## [WHAT YOU SHOULD DO]
State how many lines of the entries hold the string "name". Reply with the number alone.

▼

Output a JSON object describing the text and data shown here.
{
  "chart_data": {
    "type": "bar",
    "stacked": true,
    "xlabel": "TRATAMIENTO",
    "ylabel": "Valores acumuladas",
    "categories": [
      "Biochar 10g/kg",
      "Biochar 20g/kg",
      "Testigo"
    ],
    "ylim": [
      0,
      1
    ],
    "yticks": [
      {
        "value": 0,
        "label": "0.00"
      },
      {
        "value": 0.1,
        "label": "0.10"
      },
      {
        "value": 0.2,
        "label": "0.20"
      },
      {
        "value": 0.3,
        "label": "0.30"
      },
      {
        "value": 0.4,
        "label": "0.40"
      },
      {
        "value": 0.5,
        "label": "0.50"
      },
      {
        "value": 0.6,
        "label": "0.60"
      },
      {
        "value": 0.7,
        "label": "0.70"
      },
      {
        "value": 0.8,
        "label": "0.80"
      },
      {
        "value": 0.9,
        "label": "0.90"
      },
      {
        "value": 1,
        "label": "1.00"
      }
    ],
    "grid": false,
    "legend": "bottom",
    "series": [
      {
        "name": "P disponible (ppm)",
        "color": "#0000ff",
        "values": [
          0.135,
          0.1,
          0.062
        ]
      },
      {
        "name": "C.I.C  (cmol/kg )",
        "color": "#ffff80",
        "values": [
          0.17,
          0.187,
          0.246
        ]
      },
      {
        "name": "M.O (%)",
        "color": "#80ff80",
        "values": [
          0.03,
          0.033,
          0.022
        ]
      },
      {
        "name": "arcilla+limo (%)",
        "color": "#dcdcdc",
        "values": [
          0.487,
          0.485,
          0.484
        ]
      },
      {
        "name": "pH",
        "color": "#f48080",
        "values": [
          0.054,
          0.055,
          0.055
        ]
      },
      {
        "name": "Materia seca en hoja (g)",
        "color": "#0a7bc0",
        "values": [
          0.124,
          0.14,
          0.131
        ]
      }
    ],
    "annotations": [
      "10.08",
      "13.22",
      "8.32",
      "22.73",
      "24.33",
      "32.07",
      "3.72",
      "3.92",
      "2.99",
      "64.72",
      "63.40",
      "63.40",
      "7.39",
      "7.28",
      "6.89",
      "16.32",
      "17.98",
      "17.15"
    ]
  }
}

▲

## [RESPONSE TO THE TASK]
6